Every line that contains the word "части" should be copied.

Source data
:::::
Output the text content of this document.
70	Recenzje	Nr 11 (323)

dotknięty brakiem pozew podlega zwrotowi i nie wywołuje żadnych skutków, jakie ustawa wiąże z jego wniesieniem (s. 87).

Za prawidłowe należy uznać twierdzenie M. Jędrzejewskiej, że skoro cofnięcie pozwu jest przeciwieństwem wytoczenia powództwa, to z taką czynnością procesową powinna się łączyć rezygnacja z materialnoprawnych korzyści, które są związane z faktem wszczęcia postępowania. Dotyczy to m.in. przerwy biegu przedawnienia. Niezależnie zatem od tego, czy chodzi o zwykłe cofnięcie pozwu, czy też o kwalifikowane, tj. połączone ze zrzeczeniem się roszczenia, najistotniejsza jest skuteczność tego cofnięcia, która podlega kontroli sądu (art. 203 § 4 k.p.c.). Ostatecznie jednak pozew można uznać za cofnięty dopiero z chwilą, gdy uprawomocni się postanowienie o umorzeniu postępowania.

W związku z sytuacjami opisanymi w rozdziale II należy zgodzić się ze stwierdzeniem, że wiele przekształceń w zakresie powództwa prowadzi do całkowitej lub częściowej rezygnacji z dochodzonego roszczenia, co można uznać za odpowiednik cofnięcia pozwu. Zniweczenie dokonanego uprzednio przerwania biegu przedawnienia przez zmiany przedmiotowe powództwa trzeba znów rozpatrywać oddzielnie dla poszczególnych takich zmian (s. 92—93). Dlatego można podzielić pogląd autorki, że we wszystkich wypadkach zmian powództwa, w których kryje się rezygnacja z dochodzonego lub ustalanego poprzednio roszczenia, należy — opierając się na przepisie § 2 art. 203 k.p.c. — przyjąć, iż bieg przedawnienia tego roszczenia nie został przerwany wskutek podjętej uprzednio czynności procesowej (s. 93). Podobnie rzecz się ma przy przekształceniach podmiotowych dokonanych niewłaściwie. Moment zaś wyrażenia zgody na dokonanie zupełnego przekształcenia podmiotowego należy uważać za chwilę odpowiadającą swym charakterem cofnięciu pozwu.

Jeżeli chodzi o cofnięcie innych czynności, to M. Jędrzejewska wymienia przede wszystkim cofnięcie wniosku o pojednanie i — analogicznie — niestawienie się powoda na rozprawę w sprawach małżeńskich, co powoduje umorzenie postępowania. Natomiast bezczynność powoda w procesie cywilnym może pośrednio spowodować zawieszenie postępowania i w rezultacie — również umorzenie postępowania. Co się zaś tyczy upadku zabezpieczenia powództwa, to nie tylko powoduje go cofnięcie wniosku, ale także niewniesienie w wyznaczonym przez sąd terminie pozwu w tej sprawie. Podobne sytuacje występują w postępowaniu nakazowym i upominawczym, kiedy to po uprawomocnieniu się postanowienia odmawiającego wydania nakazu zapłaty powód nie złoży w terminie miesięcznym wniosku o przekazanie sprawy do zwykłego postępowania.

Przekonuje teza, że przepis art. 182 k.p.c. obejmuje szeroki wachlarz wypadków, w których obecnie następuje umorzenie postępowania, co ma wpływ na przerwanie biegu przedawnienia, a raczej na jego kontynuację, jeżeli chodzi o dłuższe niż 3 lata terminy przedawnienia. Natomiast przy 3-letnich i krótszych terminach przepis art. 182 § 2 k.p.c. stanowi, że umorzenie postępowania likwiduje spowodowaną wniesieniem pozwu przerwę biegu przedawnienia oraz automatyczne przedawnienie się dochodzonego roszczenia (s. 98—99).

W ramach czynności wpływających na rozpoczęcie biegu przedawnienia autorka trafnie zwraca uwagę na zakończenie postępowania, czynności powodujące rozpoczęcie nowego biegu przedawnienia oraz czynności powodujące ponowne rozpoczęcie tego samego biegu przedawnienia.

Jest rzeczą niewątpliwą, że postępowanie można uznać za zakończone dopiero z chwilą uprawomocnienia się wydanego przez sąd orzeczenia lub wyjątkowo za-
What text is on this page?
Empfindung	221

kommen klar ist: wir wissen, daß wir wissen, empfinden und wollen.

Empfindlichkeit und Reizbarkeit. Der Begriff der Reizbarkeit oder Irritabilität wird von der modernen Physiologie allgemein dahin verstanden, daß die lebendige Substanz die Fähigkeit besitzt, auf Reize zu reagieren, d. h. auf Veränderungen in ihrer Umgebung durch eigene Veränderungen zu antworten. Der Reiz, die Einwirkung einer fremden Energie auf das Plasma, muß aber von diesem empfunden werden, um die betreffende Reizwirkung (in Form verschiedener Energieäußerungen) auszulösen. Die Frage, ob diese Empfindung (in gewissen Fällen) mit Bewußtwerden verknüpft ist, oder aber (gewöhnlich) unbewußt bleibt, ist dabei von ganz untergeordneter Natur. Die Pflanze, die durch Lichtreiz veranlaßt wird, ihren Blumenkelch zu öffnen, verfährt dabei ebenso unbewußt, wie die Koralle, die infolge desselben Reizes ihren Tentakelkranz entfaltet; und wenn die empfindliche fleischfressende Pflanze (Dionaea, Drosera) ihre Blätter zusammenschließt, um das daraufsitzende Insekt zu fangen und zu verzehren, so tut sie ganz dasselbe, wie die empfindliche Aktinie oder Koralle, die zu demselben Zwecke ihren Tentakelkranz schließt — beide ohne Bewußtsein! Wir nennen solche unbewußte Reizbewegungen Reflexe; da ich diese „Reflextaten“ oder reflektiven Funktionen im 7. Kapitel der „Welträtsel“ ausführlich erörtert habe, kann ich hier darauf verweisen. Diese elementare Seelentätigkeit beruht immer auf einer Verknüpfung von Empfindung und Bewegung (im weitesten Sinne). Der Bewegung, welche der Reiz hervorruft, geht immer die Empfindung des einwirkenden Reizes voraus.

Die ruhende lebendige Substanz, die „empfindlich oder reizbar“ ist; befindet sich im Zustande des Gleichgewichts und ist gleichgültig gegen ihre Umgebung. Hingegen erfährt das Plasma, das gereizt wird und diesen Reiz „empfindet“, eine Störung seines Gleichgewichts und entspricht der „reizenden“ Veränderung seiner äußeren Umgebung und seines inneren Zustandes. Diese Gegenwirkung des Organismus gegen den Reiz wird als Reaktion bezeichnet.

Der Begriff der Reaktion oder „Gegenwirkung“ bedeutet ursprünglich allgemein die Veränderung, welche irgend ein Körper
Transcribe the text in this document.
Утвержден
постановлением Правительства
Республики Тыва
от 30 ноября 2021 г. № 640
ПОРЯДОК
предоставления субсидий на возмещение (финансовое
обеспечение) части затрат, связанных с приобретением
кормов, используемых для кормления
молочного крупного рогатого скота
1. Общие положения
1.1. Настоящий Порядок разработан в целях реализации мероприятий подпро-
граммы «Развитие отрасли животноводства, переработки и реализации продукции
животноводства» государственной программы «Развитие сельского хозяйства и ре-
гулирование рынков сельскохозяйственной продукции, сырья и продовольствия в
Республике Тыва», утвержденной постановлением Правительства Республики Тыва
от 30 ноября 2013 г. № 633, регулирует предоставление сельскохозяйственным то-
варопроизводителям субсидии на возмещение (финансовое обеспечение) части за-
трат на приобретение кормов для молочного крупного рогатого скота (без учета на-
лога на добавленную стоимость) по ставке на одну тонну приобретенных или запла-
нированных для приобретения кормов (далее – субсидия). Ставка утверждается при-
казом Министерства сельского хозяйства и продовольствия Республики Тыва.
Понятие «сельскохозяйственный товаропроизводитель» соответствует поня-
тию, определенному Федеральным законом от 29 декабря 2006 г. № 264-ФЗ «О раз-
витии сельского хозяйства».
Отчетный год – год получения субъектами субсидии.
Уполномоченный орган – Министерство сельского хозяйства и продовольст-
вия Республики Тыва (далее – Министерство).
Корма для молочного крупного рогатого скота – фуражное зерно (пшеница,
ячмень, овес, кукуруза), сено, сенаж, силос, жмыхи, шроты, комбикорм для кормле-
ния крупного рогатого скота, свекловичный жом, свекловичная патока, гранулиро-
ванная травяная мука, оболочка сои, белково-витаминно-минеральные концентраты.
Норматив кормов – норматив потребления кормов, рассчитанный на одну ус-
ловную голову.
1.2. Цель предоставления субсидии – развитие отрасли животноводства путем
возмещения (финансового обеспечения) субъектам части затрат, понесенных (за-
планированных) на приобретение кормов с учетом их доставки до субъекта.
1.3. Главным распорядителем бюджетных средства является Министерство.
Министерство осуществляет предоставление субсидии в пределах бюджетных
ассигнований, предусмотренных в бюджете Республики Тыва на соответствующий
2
:::::
# [RESPONSE TO THE TASK]
обеспечение) части затрат, связанных с приобретением
варопроизводителям субсидии на возмещение (финансовое обеспечение) части за-
возмещения (финансового обеспечения) субъектам части затрат, понесенных (за-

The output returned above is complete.